Data records

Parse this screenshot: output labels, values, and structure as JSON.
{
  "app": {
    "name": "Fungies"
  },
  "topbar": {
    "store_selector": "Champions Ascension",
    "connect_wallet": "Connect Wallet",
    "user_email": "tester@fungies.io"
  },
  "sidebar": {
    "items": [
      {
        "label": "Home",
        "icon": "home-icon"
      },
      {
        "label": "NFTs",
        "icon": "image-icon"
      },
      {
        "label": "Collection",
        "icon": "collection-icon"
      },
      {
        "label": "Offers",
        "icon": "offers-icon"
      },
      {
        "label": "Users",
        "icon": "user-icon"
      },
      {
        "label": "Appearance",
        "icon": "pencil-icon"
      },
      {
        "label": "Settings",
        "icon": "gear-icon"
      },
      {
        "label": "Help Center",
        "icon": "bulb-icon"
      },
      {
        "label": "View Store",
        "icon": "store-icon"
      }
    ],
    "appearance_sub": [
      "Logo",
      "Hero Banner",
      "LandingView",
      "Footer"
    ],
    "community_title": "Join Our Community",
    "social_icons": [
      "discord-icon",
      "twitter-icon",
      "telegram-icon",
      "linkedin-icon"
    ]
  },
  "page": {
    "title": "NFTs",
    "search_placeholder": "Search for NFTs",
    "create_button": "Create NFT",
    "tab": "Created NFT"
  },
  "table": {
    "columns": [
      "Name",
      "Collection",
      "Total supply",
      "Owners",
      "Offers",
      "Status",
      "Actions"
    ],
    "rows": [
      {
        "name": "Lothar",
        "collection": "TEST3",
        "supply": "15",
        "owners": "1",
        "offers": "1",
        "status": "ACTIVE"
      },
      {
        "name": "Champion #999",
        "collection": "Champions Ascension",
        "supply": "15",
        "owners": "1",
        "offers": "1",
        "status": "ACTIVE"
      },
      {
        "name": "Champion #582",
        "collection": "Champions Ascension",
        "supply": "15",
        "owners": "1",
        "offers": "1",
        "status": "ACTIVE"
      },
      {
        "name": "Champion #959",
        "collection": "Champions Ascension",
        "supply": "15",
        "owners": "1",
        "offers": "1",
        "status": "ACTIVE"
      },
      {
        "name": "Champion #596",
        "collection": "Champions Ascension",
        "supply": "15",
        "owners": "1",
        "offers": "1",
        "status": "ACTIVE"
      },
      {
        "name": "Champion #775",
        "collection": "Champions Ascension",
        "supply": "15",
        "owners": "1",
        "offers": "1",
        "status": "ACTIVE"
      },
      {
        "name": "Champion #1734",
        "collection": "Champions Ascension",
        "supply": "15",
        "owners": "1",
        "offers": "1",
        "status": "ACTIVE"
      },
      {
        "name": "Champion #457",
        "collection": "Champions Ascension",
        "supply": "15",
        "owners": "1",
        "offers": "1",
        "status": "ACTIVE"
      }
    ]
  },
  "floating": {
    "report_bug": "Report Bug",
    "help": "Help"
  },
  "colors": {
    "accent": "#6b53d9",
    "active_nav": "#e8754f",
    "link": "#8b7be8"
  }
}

The task ▸ Nothing should be left out: return all of the records exactly.

Complete response ▸
Parse this screenshot: output labels, values, and structure as JSON.
{
  "app": {
    "name": "Fungies"
  },
  "topbar": {
    "store_selector": "Champions Ascension",
    "connect_wallet": "Connect Wallet",
    "user_email": "tester@fungies.io"
  },
  "sidebar": {
    "items": [
      {
        "label": "Home",
        "icon": "home-icon"
      },
      {
        "label": "NFTs",
        "icon": "image-icon"
      },
      {
        "label": "Collection",
        "icon": "collection-icon"
      },
      {
        "label": "Offers",
        "icon": "offers-icon"
      },
      {
        "label": "Users",
        "icon": "user-icon"
      },
      {
        "label": "Appearance",
        "icon": "pencil-icon"
      },
      {
        "label": "Settings",
        "icon": "gear-icon"
      },
      {
        "label": "Help Center",
        "icon": "bulb-icon"
      },
      {
        "label": "View Store",
        "icon": "store-icon"
      }
    ],
    "appearance_sub": [
      "Logo",
      "Hero Banner",
      "LandingView",
      "Footer"
    ],
    "community_title": "Join Our Community",
    "social_icons": [
      "discord-icon",
      "twitter-icon",
      "telegram-icon",
      "linkedin-icon"
    ]
  },
  "page": {
    "title": "NFTs",
    "search_placeholder": "Search for NFTs",
    "create_button": "Create NFT",
    "tab": "Created NFT"
  },
  "table": {
    "columns": [
      "Name",
      "Collection",
      "Total supply",
      "Owners",
      "Offers",
      "Status",
      "Actions"
    ],
    "rows": [
      {
        "name": "Lothar",
        "collection": "TEST3",
        "supply": "15",
        "owners": "1",
        "offers": "1",
        "status": "ACTIVE"
      },
      {
        "name": "Champion #999",
        "collection": "Champions Ascension",
        "supply": "15",
        "owners": "1",
        "offers": "1",
        "status": "ACTIVE"
      },
      {
        "name": "Champion #582",
        "collection": "Champions Ascension",
        "supply": "15",
        "owners": "1",
        "offers": "1",
        "status": "ACTIVE"
      },
      {
        "name": "Champion #959",
        "collection": "Champions Ascension",
        "supply": "15",
        "owners": "1",
        "offers": "1",
        "status": "ACTIVE"
      },
      {
        "name": "Champion #596",
        "collection": "Champions Ascension",
        "supply": "15",
        "owners": "1",
        "offers": "1",
        "status": "ACTIVE"
      },
      {
        "name": "Champion #775",
        "collection": "Champions Ascension",
        "supply": "15",
        "owners": "1",
        "offers": "1",
        "status": "ACTIVE"
      },
      {
        "name": "Champion #1734",
        "collection": "Champions Ascension",
        "supply": "15",
        "owners": "1",
        "offers": "1",
        "status": "ACTIVE"
      },
      {
        "name": "Champion #457",
        "collection": "Champions Ascension",
        "supply": "15",
        "owners": "1",
        "offers": "1",
        "status": "ACTIVE"
      }
    ]
  },
  "floating": {
    "report_bug": "Report Bug",
    "help": "Help"
  },
  "colors": {
    "accent": "#6b53d9",
    "active_nav": "#e8754f",
    "link": "#8b7be8"
  }
}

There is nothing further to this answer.